Stored data entries:
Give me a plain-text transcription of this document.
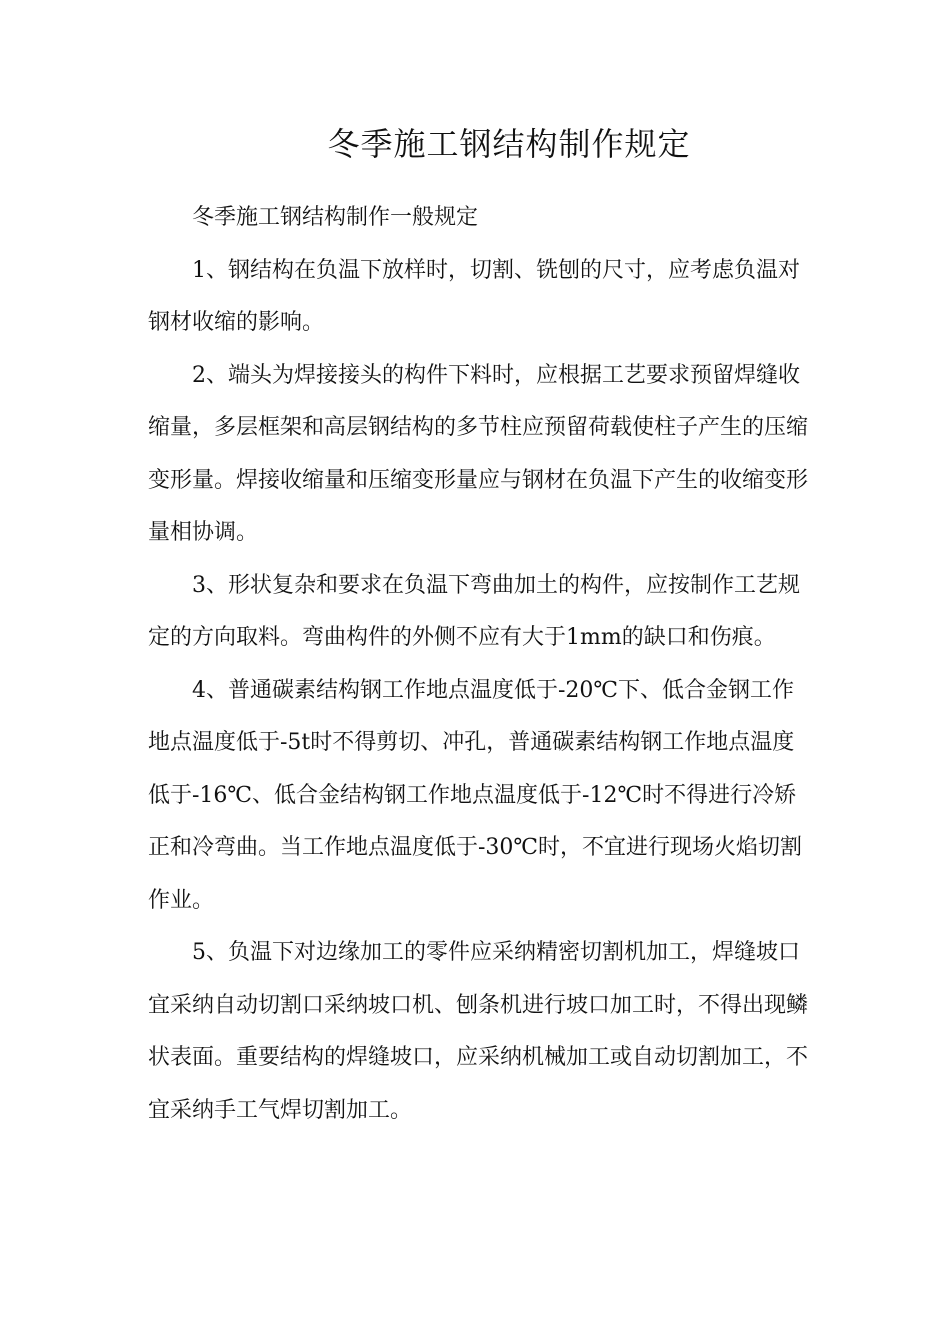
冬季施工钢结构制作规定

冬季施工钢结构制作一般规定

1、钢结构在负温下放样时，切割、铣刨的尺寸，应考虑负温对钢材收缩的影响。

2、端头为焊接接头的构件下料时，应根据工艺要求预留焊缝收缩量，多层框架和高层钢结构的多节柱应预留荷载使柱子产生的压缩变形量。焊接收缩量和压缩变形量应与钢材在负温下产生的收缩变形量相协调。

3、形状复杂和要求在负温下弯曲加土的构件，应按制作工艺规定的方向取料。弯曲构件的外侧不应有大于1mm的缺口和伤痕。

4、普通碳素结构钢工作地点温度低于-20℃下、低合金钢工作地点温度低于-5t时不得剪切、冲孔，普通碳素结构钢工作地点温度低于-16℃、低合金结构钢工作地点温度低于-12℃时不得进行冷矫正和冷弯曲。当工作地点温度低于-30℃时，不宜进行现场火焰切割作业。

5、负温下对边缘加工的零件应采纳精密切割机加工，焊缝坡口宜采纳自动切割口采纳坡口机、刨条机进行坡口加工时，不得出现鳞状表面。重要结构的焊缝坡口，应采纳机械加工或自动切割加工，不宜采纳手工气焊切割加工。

* * *

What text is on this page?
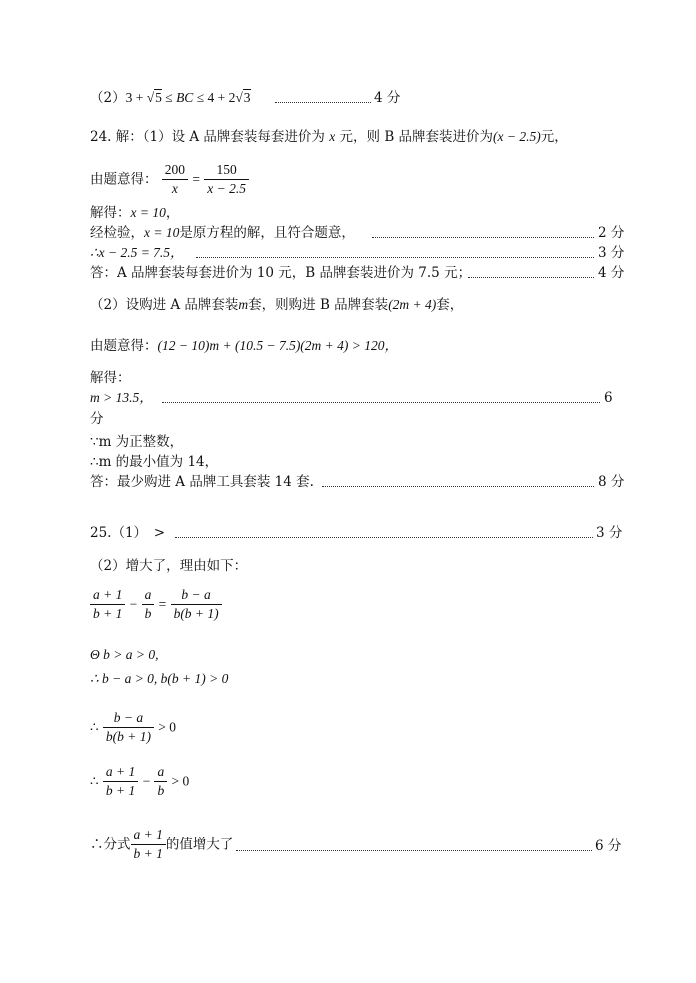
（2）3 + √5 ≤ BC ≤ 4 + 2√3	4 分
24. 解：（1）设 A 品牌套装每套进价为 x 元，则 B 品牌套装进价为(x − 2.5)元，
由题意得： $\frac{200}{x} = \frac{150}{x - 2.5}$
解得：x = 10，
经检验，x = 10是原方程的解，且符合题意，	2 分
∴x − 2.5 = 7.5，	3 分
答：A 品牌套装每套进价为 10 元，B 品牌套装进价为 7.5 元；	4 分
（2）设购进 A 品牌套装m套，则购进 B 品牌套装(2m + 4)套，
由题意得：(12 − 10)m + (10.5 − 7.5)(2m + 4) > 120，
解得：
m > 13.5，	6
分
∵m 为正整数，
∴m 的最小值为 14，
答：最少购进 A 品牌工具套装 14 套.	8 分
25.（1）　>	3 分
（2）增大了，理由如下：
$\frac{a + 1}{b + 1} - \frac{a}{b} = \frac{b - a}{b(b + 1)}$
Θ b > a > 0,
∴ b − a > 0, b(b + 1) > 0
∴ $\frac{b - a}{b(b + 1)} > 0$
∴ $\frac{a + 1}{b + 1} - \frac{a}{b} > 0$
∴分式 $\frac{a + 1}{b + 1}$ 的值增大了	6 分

WORK INSTRUCTIONS >> Search the lines for the word "品牌套装进价为" and report how many contain it, by number only.

EXERCISE ANSWER >> 2